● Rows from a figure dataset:
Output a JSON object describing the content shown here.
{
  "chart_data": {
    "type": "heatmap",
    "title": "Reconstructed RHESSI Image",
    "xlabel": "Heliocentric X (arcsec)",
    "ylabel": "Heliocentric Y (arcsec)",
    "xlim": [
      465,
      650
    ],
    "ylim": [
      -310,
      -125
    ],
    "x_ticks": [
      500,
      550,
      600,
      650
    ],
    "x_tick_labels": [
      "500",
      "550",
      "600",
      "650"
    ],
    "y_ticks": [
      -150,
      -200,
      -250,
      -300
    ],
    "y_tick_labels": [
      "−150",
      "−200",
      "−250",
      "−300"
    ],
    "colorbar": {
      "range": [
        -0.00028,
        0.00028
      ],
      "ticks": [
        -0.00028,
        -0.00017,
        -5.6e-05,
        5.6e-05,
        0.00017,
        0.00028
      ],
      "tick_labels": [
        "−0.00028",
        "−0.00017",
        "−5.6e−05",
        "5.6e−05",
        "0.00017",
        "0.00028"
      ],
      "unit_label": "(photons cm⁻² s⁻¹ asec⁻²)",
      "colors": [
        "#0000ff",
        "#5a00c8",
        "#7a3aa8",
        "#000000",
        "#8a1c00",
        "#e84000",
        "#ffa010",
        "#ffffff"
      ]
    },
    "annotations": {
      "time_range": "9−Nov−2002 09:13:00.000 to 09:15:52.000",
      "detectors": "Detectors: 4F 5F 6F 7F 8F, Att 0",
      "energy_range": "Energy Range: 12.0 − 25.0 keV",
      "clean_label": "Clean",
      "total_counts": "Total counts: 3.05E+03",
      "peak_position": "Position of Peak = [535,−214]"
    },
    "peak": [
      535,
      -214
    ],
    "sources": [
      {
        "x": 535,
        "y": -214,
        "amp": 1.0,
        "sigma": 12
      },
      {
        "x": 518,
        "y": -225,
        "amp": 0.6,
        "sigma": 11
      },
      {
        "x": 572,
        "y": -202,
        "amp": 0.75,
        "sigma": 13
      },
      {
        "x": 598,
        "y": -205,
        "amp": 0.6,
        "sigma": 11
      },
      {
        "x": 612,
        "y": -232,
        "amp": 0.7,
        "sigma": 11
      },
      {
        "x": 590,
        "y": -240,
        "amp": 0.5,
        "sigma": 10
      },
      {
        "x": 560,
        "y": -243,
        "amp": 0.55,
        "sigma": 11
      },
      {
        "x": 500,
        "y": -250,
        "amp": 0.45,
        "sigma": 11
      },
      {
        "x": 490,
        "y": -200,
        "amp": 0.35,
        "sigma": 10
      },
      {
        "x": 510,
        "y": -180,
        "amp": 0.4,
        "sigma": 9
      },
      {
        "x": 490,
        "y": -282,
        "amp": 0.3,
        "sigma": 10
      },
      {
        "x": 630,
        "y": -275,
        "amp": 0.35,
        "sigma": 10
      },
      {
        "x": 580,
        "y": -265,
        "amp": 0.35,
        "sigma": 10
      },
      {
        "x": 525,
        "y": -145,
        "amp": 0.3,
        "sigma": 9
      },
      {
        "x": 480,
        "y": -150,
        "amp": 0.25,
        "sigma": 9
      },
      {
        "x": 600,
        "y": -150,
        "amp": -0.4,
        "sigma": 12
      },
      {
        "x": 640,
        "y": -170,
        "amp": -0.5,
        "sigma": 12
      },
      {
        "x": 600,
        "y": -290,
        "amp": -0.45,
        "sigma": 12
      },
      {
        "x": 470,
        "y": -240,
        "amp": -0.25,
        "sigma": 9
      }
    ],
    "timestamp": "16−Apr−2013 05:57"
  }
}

● What is expected: Quote the listing in full, please, keeping every line exact.

● Exercise result:
Output a JSON object describing the content shown here.
{
  "chart_data": {
    "type": "heatmap",
    "title": "Reconstructed RHESSI Image",
    "xlabel": "Heliocentric X (arcsec)",
    "ylabel": "Heliocentric Y (arcsec)",
    "xlim": [
      465,
      650
    ],
    "ylim": [
      -310,
      -125
    ],
    "x_ticks": [
      500,
      550,
      600,
      650
    ],
    "x_tick_labels": [
      "500",
      "550",
      "600",
      "650"
    ],
    "y_ticks": [
      -150,
      -200,
      -250,
      -300
    ],
    "y_tick_labels": [
      "−150",
      "−200",
      "−250",
      "−300"
    ],
    "colorbar": {
      "range": [
        -0.00028,
        0.00028
      ],
      "ticks": [
        -0.00028,
        -0.00017,
        -5.6e-05,
        5.6e-05,
        0.00017,
        0.00028
      ],
      "tick_labels": [
        "−0.00028",
        "−0.00017",
        "−5.6e−05",
        "5.6e−05",
        "0.00017",
        "0.00028"
      ],
      "unit_label": "(photons cm⁻² s⁻¹ asec⁻²)",
      "colors": [
        "#0000ff",
        "#5a00c8",
        "#7a3aa8",
        "#000000",
        "#8a1c00",
        "#e84000",
        "#ffa010",
        "#ffffff"
      ]
    },
    "annotations": {
      "time_range": "9−Nov−2002 09:13:00.000 to 09:15:52.000",
      "detectors": "Detectors: 4F 5F 6F 7F 8F, Att 0",
      "energy_range": "Energy Range: 12.0 − 25.0 keV",
      "clean_label": "Clean",
      "total_counts": "Total counts: 3.05E+03",
      "peak_position": "Position of Peak = [535,−214]"
    },
    "peak": [
      535,
      -214
    ],
    "sources": [
      {
        "x": 535,
        "y": -214,
        "amp": 1.0,
        "sigma": 12
      },
      {
        "x": 518,
        "y": -225,
        "amp": 0.6,
        "sigma": 11
      },
      {
        "x": 572,
        "y": -202,
        "amp": 0.75,
        "sigma": 13
      },
      {
        "x": 598,
        "y": -205,
        "amp": 0.6,
        "sigma": 11
      },
      {
        "x": 612,
        "y": -232,
        "amp": 0.7,
        "sigma": 11
      },
      {
        "x": 590,
        "y": -240,
        "amp": 0.5,
        "sigma": 10
      },
      {
        "x": 560,
        "y": -243,
        "amp": 0.55,
        "sigma": 11
      },
      {
        "x": 500,
        "y": -250,
        "amp": 0.45,
        "sigma": 11
      },
      {
        "x": 490,
        "y": -200,
        "amp": 0.35,
        "sigma": 10
      },
      {
        "x": 510,
        "y": -180,
        "amp": 0.4,
        "sigma": 9
      },
      {
        "x": 490,
        "y": -282,
        "amp": 0.3,
        "sigma": 10
      },
      {
        "x": 630,
        "y": -275,
        "amp": 0.35,
        "sigma": 10
      },
      {
        "x": 580,
        "y": -265,
        "amp": 0.35,
        "sigma": 10
      },
      {
        "x": 525,
        "y": -145,
        "amp": 0.3,
        "sigma": 9
      },
      {
        "x": 480,
        "y": -150,
        "amp": 0.25,
        "sigma": 9
      },
      {
        "x": 600,
        "y": -150,
        "amp": -0.4,
        "sigma": 12
      },
      {
        "x": 640,
        "y": -170,
        "amp": -0.5,
        "sigma": 12
      },
      {
        "x": 600,
        "y": -290,
        "amp": -0.45,
        "sigma": 12
      },
      {
        "x": 470,
        "y": -240,
        "amp": -0.25,
        "sigma": 9
      }
    ],
    "timestamp": "16−Apr−2013 05:57"
  }
}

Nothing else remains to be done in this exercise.